What to work on:
Set out every line bearing the string "December".

Recorded information:
■ ■ ■ ■

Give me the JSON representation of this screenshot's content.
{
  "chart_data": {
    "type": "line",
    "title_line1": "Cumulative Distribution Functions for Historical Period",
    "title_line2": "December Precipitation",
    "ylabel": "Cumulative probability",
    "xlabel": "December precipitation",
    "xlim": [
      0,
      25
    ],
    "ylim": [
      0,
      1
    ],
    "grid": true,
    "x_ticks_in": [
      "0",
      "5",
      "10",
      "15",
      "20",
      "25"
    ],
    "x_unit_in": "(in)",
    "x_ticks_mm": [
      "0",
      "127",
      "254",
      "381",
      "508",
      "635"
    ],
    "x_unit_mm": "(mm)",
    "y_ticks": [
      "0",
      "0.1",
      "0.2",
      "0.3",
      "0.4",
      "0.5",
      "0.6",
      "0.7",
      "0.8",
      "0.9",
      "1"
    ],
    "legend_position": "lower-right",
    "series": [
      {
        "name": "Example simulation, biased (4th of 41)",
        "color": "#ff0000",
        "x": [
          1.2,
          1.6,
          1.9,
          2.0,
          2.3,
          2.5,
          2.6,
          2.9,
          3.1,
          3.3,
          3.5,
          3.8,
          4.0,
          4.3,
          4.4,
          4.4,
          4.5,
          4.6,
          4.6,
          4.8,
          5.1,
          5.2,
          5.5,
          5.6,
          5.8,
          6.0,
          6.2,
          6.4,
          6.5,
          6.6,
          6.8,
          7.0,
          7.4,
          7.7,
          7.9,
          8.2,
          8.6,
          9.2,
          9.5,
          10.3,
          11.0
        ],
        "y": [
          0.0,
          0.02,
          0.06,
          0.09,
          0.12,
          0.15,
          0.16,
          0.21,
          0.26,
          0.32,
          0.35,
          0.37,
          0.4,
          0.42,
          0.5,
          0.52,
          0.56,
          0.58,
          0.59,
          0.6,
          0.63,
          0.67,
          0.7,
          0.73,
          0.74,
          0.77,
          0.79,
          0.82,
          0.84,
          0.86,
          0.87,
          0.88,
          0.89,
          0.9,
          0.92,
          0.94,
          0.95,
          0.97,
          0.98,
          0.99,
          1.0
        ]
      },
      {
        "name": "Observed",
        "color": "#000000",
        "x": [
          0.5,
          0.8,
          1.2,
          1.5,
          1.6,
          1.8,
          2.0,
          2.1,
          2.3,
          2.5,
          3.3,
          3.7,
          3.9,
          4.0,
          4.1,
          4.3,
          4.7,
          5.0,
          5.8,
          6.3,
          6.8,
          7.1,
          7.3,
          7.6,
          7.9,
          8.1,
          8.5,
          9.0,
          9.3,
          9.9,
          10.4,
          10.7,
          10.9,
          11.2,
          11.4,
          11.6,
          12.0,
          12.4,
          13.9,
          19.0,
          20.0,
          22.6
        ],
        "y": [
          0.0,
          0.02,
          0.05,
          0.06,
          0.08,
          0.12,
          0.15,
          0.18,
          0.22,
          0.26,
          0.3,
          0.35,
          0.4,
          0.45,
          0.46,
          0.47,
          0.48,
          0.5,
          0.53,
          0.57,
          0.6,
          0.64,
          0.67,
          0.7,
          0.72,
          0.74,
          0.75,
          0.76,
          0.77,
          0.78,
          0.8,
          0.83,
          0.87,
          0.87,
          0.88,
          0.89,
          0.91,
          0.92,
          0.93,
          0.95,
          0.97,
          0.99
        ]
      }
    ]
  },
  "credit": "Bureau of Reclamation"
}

■ ■ ■ ■

Exercise output:
    "title_line2": "December Precipitation",
    "xlabel": "December precipitation",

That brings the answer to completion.